# start of INFORMATION SHOWN

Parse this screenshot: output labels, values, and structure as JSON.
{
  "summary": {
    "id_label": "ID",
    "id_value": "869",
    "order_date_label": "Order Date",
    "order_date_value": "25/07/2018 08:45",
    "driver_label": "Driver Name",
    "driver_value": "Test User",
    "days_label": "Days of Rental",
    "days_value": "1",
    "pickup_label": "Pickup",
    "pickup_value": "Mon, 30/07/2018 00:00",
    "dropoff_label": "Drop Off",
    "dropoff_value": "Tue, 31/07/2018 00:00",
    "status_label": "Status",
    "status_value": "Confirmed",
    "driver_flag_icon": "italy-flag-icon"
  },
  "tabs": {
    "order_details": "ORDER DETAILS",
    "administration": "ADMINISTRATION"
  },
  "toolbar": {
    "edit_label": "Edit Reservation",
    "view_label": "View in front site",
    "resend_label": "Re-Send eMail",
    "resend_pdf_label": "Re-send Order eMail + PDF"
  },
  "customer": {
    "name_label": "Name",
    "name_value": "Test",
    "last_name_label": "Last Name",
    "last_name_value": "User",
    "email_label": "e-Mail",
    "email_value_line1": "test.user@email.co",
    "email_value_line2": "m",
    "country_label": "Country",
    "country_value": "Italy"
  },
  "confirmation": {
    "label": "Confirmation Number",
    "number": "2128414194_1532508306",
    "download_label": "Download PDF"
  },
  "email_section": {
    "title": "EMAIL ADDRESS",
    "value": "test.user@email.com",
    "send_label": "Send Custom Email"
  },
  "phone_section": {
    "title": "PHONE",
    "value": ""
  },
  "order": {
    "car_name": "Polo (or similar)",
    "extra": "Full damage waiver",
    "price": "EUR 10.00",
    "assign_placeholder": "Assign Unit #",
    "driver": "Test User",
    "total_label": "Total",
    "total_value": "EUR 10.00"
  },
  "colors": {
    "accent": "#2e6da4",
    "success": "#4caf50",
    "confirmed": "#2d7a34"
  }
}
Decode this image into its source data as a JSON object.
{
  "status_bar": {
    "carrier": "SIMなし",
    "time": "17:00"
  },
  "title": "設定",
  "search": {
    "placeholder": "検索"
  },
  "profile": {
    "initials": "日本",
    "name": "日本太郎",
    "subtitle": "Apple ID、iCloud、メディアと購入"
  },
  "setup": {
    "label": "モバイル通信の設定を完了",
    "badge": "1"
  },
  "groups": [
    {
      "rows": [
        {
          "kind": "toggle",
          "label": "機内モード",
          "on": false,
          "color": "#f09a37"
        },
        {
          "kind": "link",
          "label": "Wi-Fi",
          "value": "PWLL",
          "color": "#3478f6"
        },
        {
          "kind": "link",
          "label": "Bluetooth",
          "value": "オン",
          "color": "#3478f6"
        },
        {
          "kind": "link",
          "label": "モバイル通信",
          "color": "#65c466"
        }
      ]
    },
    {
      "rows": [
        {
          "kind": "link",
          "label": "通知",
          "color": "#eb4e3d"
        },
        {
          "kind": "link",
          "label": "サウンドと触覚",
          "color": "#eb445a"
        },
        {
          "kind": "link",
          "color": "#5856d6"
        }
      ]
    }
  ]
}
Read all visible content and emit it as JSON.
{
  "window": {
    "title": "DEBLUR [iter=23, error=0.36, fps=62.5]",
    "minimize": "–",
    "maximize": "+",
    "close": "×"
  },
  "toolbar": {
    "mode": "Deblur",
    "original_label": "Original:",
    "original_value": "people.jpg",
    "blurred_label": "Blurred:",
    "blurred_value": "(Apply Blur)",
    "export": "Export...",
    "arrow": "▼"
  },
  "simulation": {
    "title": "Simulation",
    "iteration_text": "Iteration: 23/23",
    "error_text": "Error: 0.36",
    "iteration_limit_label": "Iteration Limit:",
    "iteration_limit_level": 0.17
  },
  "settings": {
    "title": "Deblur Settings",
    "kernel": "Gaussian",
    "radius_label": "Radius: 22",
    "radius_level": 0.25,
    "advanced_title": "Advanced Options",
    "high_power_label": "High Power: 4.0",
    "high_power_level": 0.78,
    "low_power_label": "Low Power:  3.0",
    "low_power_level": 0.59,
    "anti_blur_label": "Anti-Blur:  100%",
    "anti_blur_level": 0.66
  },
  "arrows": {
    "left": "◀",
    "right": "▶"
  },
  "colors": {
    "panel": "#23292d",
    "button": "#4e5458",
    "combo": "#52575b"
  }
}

# end of INFORMATION SHOWN

### WORK REQUIRED
Extract all of the data shown above without alteration.

### RESPONSE
Parse this screenshot: output labels, values, and structure as JSON.
{
  "summary": {
    "id_label": "ID",
    "id_value": "869",
    "order_date_label": "Order Date",
    "order_date_value": "25/07/2018 08:45",
    "driver_label": "Driver Name",
    "driver_value": "Test User",
    "days_label": "Days of Rental",
    "days_value": "1",
    "pickup_label": "Pickup",
    "pickup_value": "Mon, 30/07/2018 00:00",
    "dropoff_label": "Drop Off",
    "dropoff_value": "Tue, 31/07/2018 00:00",
    "status_label": "Status",
    "status_value": "Confirmed",
    "driver_flag_icon": "italy-flag-icon"
  },
  "tabs": {
    "order_details": "ORDER DETAILS",
    "administration": "ADMINISTRATION"
  },
  "toolbar": {
    "edit_label": "Edit Reservation",
    "view_label": "View in front site",
    "resend_label": "Re-Send eMail",
    "resend_pdf_label": "Re-send Order eMail + PDF"
  },
  "customer": {
    "name_label": "Name",
    "name_value": "Test",
    "last_name_label": "Last Name",
    "last_name_value": "User",
    "email_label": "e-Mail",
    "email_value_line1": "test.user@email.co",
    "email_value_line2": "m",
    "country_label": "Country",
    "country_value": "Italy"
  },
  "confirmation": {
    "label": "Confirmation Number",
    "number": "2128414194_1532508306",
    "download_label": "Download PDF"
  },
  "email_section": {
    "title": "EMAIL ADDRESS",
    "value": "test.user@email.com",
    "send_label": "Send Custom Email"
  },
  "phone_section": {
    "title": "PHONE",
    "value": ""
  },
  "order": {
    "car_name": "Polo (or similar)",
    "extra": "Full damage waiver",
    "price": "EUR 10.00",
    "assign_placeholder": "Assign Unit #",
    "driver": "Test User",
    "total_label": "Total",
    "total_value": "EUR 10.00"
  },
  "colors": {
    "accent": "#2e6da4",
    "success": "#4caf50",
    "confirmed": "#2d7a34"
  }
}
Decode this image into its source data as a JSON object.
{
  "status_bar": {
    "carrier": "SIMなし",
    "time": "17:00"
  },
  "title": "設定",
  "search": {
    "placeholder": "検索"
  },
  "profile": {
    "initials": "日本",
    "name": "日本太郎",
    "subtitle": "Apple ID、iCloud、メディアと購入"
  },
  "setup": {
    "label": "モバイル通信の設定を完了",
    "badge": "1"
  },
  "groups": [
    {
      "rows": [
        {
          "kind": "toggle",
          "label": "機内モード",
          "on": false,
          "color": "#f09a37"
        },
        {
          "kind": "link",
          "label": "Wi-Fi",
          "value": "PWLL",
          "color": "#3478f6"
        },
        {
          "kind": "link",
          "label": "Bluetooth",
          "value": "オン",
          "color": "#3478f6"
        },
        {
          "kind": "link",
          "label": "モバイル通信",
          "color": "#65c466"
        }
      ]
    },
    {
      "rows": [
        {
          "kind": "link",
          "label": "通知",
          "color": "#eb4e3d"
        },
        {
          "kind": "link",
          "label": "サウンドと触覚",
          "color": "#eb445a"
        },
        {
          "kind": "link",
          "color": "#5856d6"
        }
      ]
    }
  ]
}
Read all visible content and emit it as JSON.
{
  "window": {
    "title": "DEBLUR [iter=23, error=0.36, fps=62.5]",
    "minimize": "–",
    "maximize": "+",
    "close": "×"
  },
  "toolbar": {
    "mode": "Deblur",
    "original_label": "Original:",
    "original_value": "people.jpg",
    "blurred_label": "Blurred:",
    "blurred_value": "(Apply Blur)",
    "export": "Export...",
    "arrow": "▼"
  },
  "simulation": {
    "title": "Simulation",
    "iteration_text": "Iteration: 23/23",
    "error_text": "Error: 0.36",
    "iteration_limit_label": "Iteration Limit:",
    "iteration_limit_level": 0.17
  },
  "settings": {
    "title": "Deblur Settings",
    "kernel": "Gaussian",
    "radius_label": "Radius: 22",
    "radius_level": 0.25,
    "advanced_title": "Advanced Options",
    "high_power_label": "High Power: 4.0",
    "high_power_level": 0.78,
    "low_power_label": "Low Power:  3.0",
    "low_power_level": 0.59,
    "anti_blur_label": "Anti-Blur:  100%",
    "anti_blur_level": 0.66
  },
  "arrows": {
    "left": "◀",
    "right": "▶"
  },
  "colors": {
    "panel": "#23292d",
    "button": "#4e5458",
    "combo": "#52575b"
  }
}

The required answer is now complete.